#### [Instructions]
a: Read the segyio thread and say whether each statement agrees with it, answering yes or no and quoting the words that decide it. (i) Opening the file with ignore_geometry = True straight after from_array2D produced an error. (ii) Without ignore_geometry, the error reported was that sorting could not be found. (iii) The from_array functions make crossline sorted files.
b: Write the next part of the segyio thread, picking up after its final comment.

RuntimeError: trace count inconsistent with file size, trace lengths possibly of non-uniform
jokva commented 4 years ago

Alright, that's quite interesting, it could be that the file is broken already at from_array.

First things first then.

with segyio.open(segy_fname, 'r+', strict=True, endian = 'big') as segy_file:

Remove this entire block from your program, and stop right after from_array2D, then try to open the file (with segyio) - does it still work?

malapradej commented 4 years ago

After opening the file with this straight after the from_array2D:

segyio.open(segy_fname, 'r', endian = 'big',  ignore_geometry = True)

comes up with

SegyFile('rock_drop_data.sgy', 'r', iline = 189, xline = 193)
jokva commented 4 years ago

Alright, and is there a problem when you open the segy after bringing the block back?

malapradej commented 4 years ago

Straight after the block and using this to open it:

segyio.open(segy_fname, 'r+', endian = 'big', ignore_geometry = True)

comes up with

SegyFile('rock_drop_data.sgy', 'r+', iline = 189, xline = 193)
jokva commented 4 years ago

Ok, interesting, so at least from segyio's point of view it's not too broken at that point.

jokva commented 4 years ago

Try repeating the same experiment, but without ignore_geometry = True.

malapradej commented 4 years ago

Thanks for your help so far. Running the same code without ignore_geometry I get the error:

RuntimeError: unable to find sorting.
jokva commented 4 years ago

When doing only from_array2D?

jokva commented 4 years ago

What version are you running?

>>> import segyio
>>> import numpy as np
>>> a = np.arange(80).reshape((10, 8))
>>> segyio.tools.from_array2D('f.sgy', a)
>>> f = segyio.open('f.sgy')
>>> f
SegyFile('f.sgy', 'r', iline = 189, xline = 193)

A from_array2D should open just fine.

malapradej commented 4 years ago

I ran it all without the block, thus only using from_array2D and without ignore_geometry. The result was this after trying to open the file.

SegyFile('rock_drop_data.sgy', 'r+', iline = 189, xline = 193)
jokva commented 4 years ago

Ok, so that means what what makes the geometry go is you breaking the headers. This makes sense, since you have

trace_header[segyio.TraceField.INLINE_3D] = int(phase_df.resolution) # d2

in the block. The from_array functions make inline sorted files, and that means that only the crossline number should change (for 2D files).

edit: not that it should matter for su-segyread.

jokva commented 4 years ago

Now that you can open the file, check that the first header's tracf is properly set.

print(segyio.open('segy').header[0][segyio.su.tracf])

malapradej commented 4 years ago
print(segyio.open('rock_drop_data.sgy').header[0][segyio.su.tracf])

returns

0
malapradej commented 4 years ago

Is there a way to write the traces to a file including the headers in the same loop without having to use the from_array2d ? The only reason I used this is that I couldn't find another way.

#### [Source material]
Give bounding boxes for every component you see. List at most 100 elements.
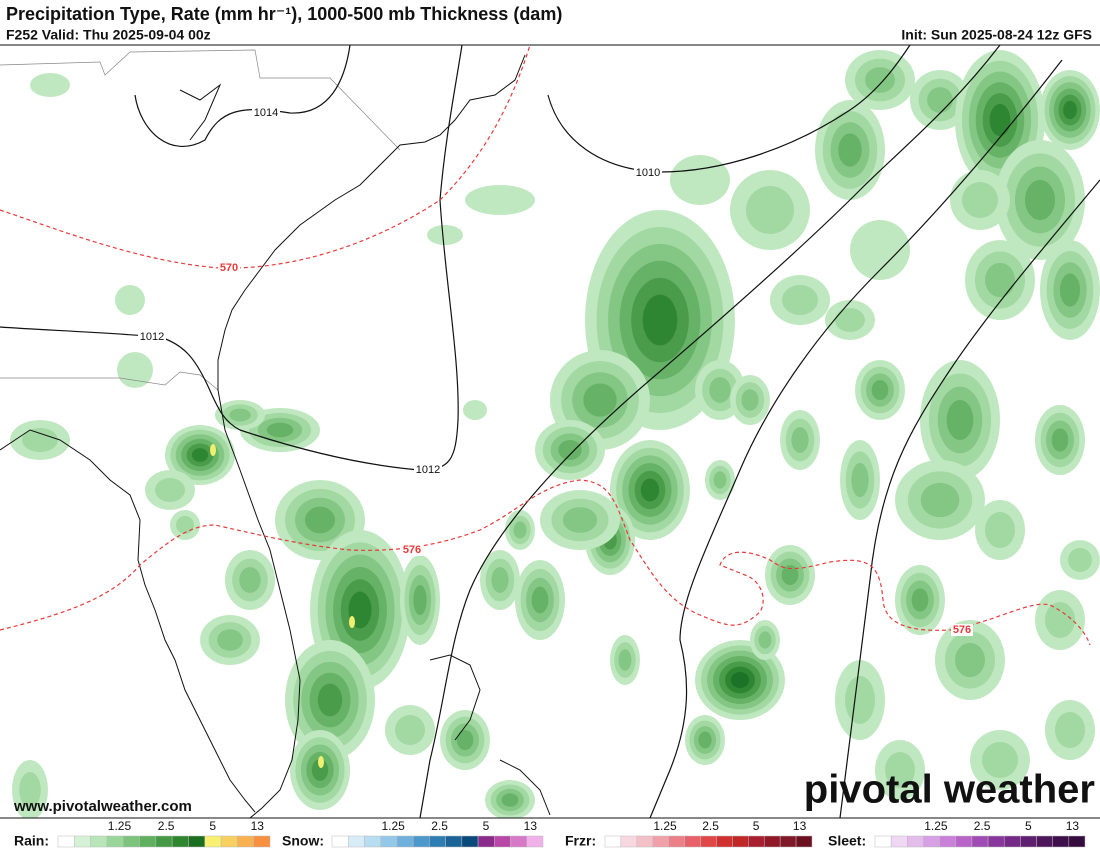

#### [Replies]
a:
(i) No: "comes up with SegyFile('rock_drop_data.sgy', 'r', iline = 189, xline = 193)"
(ii) Yes: "Running the same code without ignore_geometry I get the error: RuntimeError: unable to find sorting."
(iii) No: "The from_array functions make inline sorted files"

b:
Assuming this is the problem.

jokva commented 4 years ago

Sure, it should be pretty straight forward:

for i, (trace_distance, trace) in enumerate(zip(phase_df.columns, phase_df.values)):
    f.header[i].update(offset = 1, sec = phase_df.index[0].second, ...)
    f.trace[i] = trace

Note that the update method takes su keys only.

https://segyio.readthedocs.io/en/latest/segyio.html#segyio.field.Field.update

Of course, now you must take care when creating the file to set all header words that are required for your file to make sense.

malapradej commented 4 years ago

That was the other reason I used the from_array2d. Seemed to take care of all the default header stuff. Is this not possible in the looping method?

jokva commented 4 years ago

No, when you create the file it is completely empty (as defined by your operating system), since you will have to make a conscious decision on what to write anyway. from_array is really just for when you just want a quick dump of your data, it is not appropriate to build solid, well-defined files. Its interface is small & easy to use for one-off tasks, but there are too many decisions you need to make when writing files properly, and that would make from_array complicated. There is not a good concept of default headers in SEG-Y.

Now, the fact that the file seemingly works well without your block leads me to believe that what you add to the headers is somewhat off. It could be that the file written by segyread is richer than segyio's su support, and to debug that I would need to run your full experiment, with the same data. The fact that the first tracf is 0 leads me to believe that it was always in the file, and the reason you didn't see it with your suedit program is that suedit just don't print words with the value zero.

malapradej commented 4 years ago

I assume I will have to create a spec before I create the file, which I then add as the second argument to the create method. I tried with a default spec as in

with segyio.create(segy_fname, segyio.spec()) as segy_file` 

and complained:

AttributeError: 'spec' object has no attribute 'tracecount'
jokva commented 4 years ago

Yes, and you need to set the appropriate members on the spec object for your file.

https://segyio.readthedocs.io/en/latest/segyio.html#segyio.create

With 2D, you set single-element array as xlines, and populate the ilines.

NB: You still need to write the in/xline attribute in the trace headers!

malapradej commented 4 years ago

I've added the following to the spec:

spec.ilines  = list(np.round(phase_df.columns.values).astype(int))
spec.xlines  = [0]

and within the loop I add this to the trace: in the update method of the trace header I use the following arguments iline = np.round(trace_distance).astype(int), xline = 0

so in effect I am using the distances of my 'sensors/trace' as the inline array and the xline is [0].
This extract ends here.